Each line should be copied exactly.
+++ GIVEN INFORMATION +++
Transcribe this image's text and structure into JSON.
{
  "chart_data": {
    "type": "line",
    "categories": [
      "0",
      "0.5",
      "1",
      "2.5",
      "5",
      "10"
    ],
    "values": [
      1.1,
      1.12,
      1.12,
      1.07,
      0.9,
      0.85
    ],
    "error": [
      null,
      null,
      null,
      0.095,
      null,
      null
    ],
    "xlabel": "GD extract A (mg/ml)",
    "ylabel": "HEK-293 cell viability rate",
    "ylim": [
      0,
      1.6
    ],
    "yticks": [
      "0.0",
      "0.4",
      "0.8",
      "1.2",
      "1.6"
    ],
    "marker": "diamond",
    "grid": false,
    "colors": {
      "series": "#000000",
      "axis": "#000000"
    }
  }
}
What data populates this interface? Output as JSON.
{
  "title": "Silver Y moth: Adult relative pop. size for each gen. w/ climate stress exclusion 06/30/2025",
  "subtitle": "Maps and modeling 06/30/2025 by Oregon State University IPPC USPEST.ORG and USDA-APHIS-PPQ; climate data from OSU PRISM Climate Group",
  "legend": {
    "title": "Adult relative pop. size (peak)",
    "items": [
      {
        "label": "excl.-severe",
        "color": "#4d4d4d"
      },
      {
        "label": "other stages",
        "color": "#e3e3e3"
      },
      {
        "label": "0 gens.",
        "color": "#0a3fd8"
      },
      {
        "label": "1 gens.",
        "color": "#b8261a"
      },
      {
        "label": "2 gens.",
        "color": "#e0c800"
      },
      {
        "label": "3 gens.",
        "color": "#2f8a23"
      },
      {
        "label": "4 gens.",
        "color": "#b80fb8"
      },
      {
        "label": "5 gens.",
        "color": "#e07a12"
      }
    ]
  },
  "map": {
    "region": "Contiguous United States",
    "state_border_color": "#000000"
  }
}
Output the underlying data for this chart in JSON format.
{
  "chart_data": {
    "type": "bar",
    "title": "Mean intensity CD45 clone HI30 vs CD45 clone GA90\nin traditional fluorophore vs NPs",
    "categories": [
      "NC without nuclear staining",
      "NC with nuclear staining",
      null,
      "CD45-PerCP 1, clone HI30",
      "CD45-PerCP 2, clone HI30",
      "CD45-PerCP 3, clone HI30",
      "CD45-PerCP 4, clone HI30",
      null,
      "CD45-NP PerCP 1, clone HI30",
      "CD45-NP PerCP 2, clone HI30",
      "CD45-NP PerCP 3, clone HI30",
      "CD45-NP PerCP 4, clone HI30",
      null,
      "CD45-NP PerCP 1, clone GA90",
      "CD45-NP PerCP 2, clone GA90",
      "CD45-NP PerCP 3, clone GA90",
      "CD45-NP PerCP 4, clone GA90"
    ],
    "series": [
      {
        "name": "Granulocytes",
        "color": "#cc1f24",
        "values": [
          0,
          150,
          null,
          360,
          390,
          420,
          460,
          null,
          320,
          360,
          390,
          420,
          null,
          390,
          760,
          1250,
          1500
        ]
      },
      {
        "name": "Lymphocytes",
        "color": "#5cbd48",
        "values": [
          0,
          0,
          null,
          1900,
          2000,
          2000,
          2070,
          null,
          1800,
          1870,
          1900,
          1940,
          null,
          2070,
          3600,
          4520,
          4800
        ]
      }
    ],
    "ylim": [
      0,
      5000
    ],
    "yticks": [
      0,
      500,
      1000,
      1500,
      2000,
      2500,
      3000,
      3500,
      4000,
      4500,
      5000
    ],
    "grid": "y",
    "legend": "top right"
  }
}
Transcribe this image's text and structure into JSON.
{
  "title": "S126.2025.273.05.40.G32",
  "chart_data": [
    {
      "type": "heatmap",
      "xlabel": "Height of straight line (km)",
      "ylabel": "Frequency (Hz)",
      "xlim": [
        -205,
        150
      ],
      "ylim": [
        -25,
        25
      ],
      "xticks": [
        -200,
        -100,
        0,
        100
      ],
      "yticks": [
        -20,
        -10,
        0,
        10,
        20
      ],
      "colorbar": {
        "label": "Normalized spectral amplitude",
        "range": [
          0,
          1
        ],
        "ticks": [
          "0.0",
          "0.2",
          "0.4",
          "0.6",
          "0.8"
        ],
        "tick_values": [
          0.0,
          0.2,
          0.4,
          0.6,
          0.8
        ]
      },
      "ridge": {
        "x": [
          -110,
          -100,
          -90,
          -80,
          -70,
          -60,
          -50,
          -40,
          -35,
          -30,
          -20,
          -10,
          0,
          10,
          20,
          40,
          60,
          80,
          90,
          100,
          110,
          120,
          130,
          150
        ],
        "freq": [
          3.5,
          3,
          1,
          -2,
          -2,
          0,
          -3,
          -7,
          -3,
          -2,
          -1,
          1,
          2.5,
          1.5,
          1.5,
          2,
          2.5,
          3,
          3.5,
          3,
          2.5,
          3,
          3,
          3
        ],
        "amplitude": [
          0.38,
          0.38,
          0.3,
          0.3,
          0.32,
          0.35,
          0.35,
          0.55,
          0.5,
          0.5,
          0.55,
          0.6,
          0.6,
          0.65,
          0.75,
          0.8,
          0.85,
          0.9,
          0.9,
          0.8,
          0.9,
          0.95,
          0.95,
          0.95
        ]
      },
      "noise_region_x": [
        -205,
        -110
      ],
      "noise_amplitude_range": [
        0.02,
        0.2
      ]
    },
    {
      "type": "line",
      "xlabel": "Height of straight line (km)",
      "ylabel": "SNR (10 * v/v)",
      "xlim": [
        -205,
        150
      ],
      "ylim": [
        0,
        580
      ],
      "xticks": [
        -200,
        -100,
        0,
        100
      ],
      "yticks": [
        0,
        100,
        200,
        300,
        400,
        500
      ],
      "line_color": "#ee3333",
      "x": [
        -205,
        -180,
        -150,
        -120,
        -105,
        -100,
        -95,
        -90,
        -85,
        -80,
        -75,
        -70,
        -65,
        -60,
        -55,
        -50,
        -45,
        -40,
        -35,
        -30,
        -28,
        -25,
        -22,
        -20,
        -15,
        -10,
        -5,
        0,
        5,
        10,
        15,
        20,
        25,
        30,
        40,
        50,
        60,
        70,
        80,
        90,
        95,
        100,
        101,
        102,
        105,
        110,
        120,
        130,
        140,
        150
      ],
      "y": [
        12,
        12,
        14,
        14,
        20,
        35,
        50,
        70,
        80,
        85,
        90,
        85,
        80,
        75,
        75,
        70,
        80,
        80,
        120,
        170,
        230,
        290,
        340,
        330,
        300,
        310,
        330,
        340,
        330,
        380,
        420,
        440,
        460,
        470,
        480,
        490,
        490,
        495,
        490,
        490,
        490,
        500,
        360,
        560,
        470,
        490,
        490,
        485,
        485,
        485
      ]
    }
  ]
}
+++
▶ _FULL OUTPUT_:
Transcribe this image's text and structure into JSON.
{
  "chart_data": {
    "type": "line",
    "categories": [
      "0",
      "0.5",
      "1",
      "2.5",
      "5",
      "10"
    ],
    "values": [
      1.1,
      1.12,
      1.12,
      1.07,
      0.9,
      0.85
    ],
    "error": [
      null,
      null,
      null,
      0.095,
      null,
      null
    ],
    "xlabel": "GD extract A (mg/ml)",
    "ylabel": "HEK-293 cell viability rate",
    "ylim": [
      0,
      1.6
    ],
    "yticks": [
      "0.0",
      "0.4",
      "0.8",
      "1.2",
      "1.6"
    ],
    "marker": "diamond",
    "grid": false,
    "colors": {
      "series": "#000000",
      "axis": "#000000"
    }
  }
}
What data populates this interface? Output as JSON.
{
  "title": "Silver Y moth: Adult relative pop. size for each gen. w/ climate stress exclusion 06/30/2025",
  "subtitle": "Maps and modeling 06/30/2025 by Oregon State University IPPC USPEST.ORG and USDA-APHIS-PPQ; climate data from OSU PRISM Climate Group",
  "legend": {
    "title": "Adult relative pop. size (peak)",
    "items": [
      {
        "label": "excl.-severe",
        "color": "#4d4d4d"
      },
      {
        "label": "other stages",
        "color": "#e3e3e3"
      },
      {
        "label": "0 gens.",
        "color": "#0a3fd8"
      },
      {
        "label": "1 gens.",
        "color": "#b8261a"
      },
      {
        "label": "2 gens.",
        "color": "#e0c800"
      },
      {
        "label": "3 gens.",
        "color": "#2f8a23"
      },
      {
        "label": "4 gens.",
        "color": "#b80fb8"
      },
      {
        "label": "5 gens.",
        "color": "#e07a12"
      }
    ]
  },
  "map": {
    "region": "Contiguous United States",
    "state_border_color": "#000000"
  }
}
Output the underlying data for this chart in JSON format.
{
  "chart_data": {
    "type": "bar",
    "title": "Mean intensity CD45 clone HI30 vs CD45 clone GA90\nin traditional fluorophore vs NPs",
    "categories": [
      "NC without nuclear staining",
      "NC with nuclear staining",
      null,
      "CD45-PerCP 1, clone HI30",
      "CD45-PerCP 2, clone HI30",
      "CD45-PerCP 3, clone HI30",
      "CD45-PerCP 4, clone HI30",
      null,
      "CD45-NP PerCP 1, clone HI30",
      "CD45-NP PerCP 2, clone HI30",
      "CD45-NP PerCP 3, clone HI30",
      "CD45-NP PerCP 4, clone HI30",
      null,
      "CD45-NP PerCP 1, clone GA90",
      "CD45-NP PerCP 2, clone GA90",
      "CD45-NP PerCP 3, clone GA90",
      "CD45-NP PerCP 4, clone GA90"
    ],
    "series": [
      {
        "name": "Granulocytes",
        "color": "#cc1f24",
        "values": [
          0,
          150,
          null,
          360,
          390,
          420,
          460,
          null,
          320,
          360,
          390,
          420,
          null,
          390,
          760,
          1250,
          1500
        ]
      },
      {
        "name": "Lymphocytes",
        "color": "#5cbd48",
        "values": [
          0,
          0,
          null,
          1900,
          2000,
          2000,
          2070,
          null,
          1800,
          1870,
          1900,
          1940,
          null,
          2070,
          3600,
          4520,
          4800
        ]
      }
    ],
    "ylim": [
      0,
      5000
    ],
    "yticks": [
      0,
      500,
      1000,
      1500,
      2000,
      2500,
      3000,
      3500,
      4000,
      4500,
      5000
    ],
    "grid": "y",
    "legend": "top right"
  }
}
Transcribe this image's text and structure into JSON.
{
  "title": "S126.2025.273.05.40.G32",
  "chart_data": [
    {
      "type": "heatmap",
      "xlabel": "Height of straight line (km)",
      "ylabel": "Frequency (Hz)",
      "xlim": [
        -205,
        150
      ],
      "ylim": [
        -25,
        25
      ],
      "xticks": [
        -200,
        -100,
        0,
        100
      ],
      "yticks": [
        -20,
        -10,
        0,
        10,
        20
      ],
      "colorbar": {
        "label": "Normalized spectral amplitude",
        "range": [
          0,
          1
        ],
        "ticks": [
          "0.0",
          "0.2",
          "0.4",
          "0.6",
          "0.8"
        ],
        "tick_values": [
          0.0,
          0.2,
          0.4,
          0.6,
          0.8
        ]
      },
      "ridge": {
        "x": [
          -110,
          -100,
          -90,
          -80,
          -70,
          -60,
          -50,
          -40,
          -35,
          -30,
          -20,
          -10,
          0,
          10,
          20,
          40,
          60,
          80,
          90,
          100,
          110,
          120,
          130,
          150
        ],
        "freq": [
          3.5,
          3,
          1,
          -2,
          -2,
          0,
          -3,
          -7,
          -3,
          -2,
          -1,
          1,
          2.5,
          1.5,
          1.5,
          2,
          2.5,
          3,
          3.5,
          3,
          2.5,
          3,
          3,
          3
        ],
        "amplitude": [
          0.38,
          0.38,
          0.3,
          0.3,
          0.32,
          0.35,
          0.35,
          0.55,
          0.5,
          0.5,
          0.55,
          0.6,
          0.6,
          0.65,
          0.75,
          0.8,
          0.85,
          0.9,
          0.9,
          0.8,
          0.9,
          0.95,
          0.95,
          0.95
        ]
      },
      "noise_region_x": [
        -205,
        -110
      ],
      "noise_amplitude_range": [
        0.02,
        0.2
      ]
    },
    {
      "type": "line",
      "xlabel": "Height of straight line (km)",
      "ylabel": "SNR (10 * v/v)",
      "xlim": [
        -205,
        150
      ],
      "ylim": [
        0,
        580
      ],
      "xticks": [
        -200,
        -100,
        0,
        100
      ],
      "yticks": [
        0,
        100,
        200,
        300,
        400,
        500
      ],
      "line_color": "#ee3333",
      "x": [
        -205,
        -180,
        -150,
        -120,
        -105,
        -100,
        -95,
        -90,
        -85,
        -80,
        -75,
        -70,
        -65,
        -60,
        -55,
        -50,
        -45,
        -40,
        -35,
        -30,
        -28,
        -25,
        -22,
        -20,
        -15,
        -10,
        -5,
        0,
        5,
        10,
        15,
        20,
        25,
        30,
        40,
        50,
        60,
        70,
        80,
        90,
        95,
        100,
        101,
        102,
        105,
        110,
        120,
        130,
        140,
        150
      ],
      "y": [
        12,
        12,
        14,
        14,
        20,
        35,
        50,
        70,
        80,
        85,
        90,
        85,
        80,
        75,
        75,
        70,
        80,
        80,
        120,
        170,
        230,
        290,
        340,
        330,
        300,
        310,
        330,
        340,
        330,
        380,
        420,
        440,
        460,
        470,
        480,
        490,
        490,
        495,
        490,
        490,
        490,
        500,
        360,
        560,
        470,
        490,
        490,
        485,
        485,
        485
      ]
    }
  ]
}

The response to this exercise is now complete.